*EXERCISE:*
Select the lines that hold the word "büyük" and copy each one.

Stored data
_____
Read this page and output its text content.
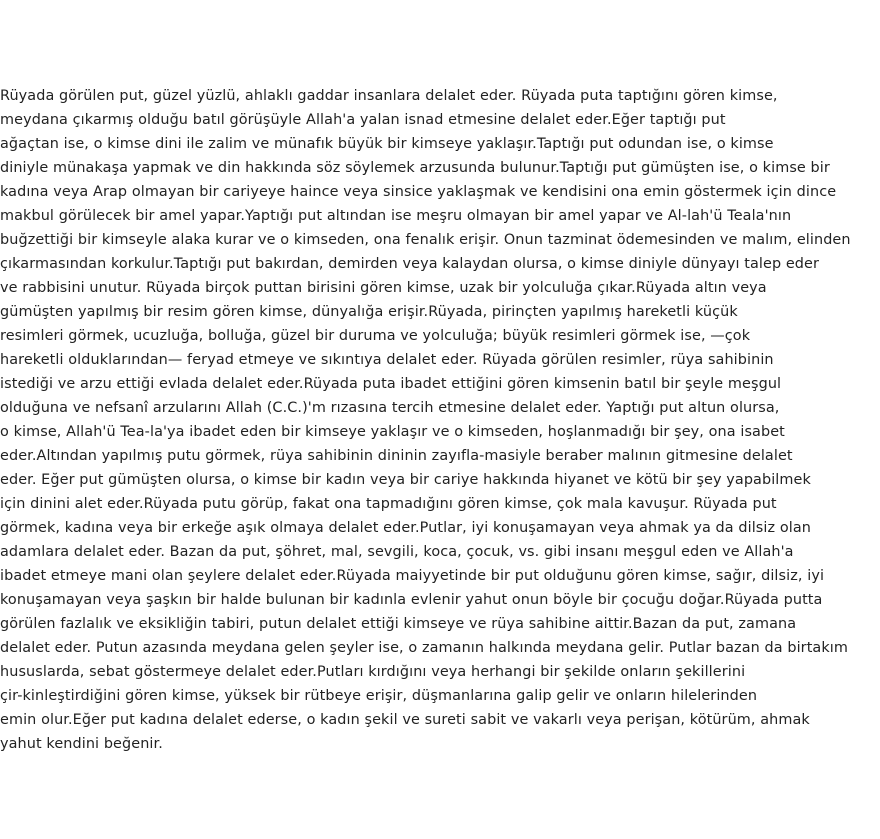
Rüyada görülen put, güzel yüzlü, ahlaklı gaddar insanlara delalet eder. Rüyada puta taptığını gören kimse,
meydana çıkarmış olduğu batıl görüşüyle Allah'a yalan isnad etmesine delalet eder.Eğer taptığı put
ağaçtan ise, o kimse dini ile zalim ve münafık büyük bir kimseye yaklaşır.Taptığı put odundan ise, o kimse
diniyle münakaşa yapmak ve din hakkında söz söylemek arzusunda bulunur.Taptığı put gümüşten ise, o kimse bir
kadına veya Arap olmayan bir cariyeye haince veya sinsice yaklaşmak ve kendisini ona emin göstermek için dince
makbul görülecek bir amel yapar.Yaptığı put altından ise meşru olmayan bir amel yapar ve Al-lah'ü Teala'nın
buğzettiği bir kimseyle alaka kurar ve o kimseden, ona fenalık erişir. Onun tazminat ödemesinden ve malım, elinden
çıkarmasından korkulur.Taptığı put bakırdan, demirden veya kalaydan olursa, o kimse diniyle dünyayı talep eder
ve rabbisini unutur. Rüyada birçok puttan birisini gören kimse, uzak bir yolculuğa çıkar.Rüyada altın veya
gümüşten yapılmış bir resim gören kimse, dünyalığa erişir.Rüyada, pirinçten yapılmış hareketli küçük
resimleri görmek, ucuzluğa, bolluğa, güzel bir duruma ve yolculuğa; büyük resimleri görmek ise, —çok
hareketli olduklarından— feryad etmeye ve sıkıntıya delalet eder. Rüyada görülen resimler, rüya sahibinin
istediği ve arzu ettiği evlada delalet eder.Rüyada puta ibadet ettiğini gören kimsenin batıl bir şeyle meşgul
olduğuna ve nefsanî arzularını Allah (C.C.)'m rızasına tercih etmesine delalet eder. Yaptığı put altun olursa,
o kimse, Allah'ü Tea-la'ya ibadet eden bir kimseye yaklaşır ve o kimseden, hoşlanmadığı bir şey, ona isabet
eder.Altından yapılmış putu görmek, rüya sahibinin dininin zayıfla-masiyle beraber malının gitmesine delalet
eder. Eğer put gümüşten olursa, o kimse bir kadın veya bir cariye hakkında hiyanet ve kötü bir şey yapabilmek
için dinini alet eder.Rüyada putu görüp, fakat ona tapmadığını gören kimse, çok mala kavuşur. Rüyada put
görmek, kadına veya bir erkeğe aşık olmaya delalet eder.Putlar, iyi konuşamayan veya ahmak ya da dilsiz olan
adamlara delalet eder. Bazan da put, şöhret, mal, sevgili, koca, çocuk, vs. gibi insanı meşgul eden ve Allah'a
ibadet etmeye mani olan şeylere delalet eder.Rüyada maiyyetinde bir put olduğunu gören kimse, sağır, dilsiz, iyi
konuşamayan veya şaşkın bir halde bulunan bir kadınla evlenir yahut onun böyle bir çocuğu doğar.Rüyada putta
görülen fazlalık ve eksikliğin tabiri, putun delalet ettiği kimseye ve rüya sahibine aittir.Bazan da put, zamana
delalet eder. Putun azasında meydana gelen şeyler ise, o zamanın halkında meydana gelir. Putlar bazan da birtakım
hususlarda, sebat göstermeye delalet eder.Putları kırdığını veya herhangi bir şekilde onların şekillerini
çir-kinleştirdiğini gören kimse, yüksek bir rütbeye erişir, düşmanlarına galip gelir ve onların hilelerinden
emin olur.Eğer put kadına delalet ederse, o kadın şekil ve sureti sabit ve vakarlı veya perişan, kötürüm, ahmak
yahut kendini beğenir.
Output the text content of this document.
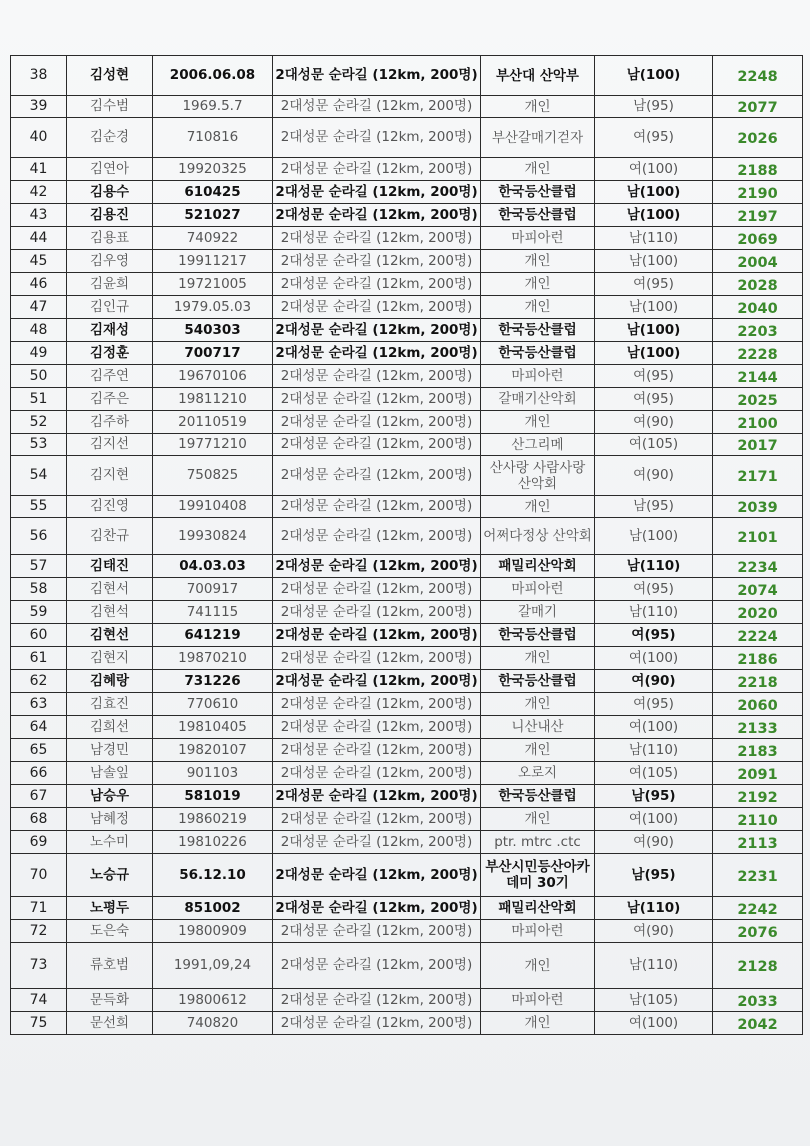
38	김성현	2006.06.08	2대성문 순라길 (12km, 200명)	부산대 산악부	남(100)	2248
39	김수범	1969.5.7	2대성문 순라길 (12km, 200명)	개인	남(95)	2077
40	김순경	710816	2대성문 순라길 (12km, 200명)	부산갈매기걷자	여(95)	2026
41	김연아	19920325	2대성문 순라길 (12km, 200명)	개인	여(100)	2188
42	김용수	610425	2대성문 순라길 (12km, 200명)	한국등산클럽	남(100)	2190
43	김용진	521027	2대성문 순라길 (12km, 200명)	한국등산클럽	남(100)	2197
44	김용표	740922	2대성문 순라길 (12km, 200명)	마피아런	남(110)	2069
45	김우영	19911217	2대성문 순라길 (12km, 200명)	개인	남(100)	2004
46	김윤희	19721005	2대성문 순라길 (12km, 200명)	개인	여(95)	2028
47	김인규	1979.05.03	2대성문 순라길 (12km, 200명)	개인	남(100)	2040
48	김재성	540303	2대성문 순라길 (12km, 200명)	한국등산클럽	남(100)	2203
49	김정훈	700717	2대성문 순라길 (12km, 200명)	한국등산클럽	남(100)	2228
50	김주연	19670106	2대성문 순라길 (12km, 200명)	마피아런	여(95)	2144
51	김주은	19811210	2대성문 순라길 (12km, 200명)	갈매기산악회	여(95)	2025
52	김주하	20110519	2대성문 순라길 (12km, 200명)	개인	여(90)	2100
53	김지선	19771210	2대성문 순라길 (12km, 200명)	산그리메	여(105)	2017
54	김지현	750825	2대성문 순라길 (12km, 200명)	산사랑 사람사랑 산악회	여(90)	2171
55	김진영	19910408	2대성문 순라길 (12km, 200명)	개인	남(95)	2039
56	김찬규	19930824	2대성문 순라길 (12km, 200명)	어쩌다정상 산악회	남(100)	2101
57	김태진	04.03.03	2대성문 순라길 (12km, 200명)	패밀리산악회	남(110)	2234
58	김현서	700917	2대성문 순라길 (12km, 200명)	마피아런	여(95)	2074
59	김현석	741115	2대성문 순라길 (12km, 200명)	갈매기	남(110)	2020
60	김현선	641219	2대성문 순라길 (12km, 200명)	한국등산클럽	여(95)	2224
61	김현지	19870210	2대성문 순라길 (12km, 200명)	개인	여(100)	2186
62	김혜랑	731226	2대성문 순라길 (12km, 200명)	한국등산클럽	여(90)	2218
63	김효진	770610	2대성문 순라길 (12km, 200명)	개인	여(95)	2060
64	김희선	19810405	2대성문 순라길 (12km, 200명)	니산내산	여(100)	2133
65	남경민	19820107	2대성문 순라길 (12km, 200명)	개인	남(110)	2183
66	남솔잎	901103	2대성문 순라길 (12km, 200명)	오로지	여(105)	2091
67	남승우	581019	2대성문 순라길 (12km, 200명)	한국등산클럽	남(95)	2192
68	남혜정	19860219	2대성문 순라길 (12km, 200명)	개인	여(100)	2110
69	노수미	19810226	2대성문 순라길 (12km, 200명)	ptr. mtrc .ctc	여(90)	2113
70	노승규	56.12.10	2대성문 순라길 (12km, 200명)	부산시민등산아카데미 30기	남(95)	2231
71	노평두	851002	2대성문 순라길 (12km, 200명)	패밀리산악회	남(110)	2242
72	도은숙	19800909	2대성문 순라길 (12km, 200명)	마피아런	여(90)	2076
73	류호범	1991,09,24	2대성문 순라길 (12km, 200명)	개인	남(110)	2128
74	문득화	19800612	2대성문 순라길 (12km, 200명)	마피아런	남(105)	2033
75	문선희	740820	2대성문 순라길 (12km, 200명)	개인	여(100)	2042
_____
*EXERCISE SOLUTION:*
ağaçtan ise, o kimse dini ile zalim ve münafık büyük bir kimseye yaklaşır.Taptığı put odundan ise, o kimse
resimleri görmek, ucuzluğa, bolluğa, güzel bir duruma ve yolculuğa; büyük resimleri görmek ise, —çok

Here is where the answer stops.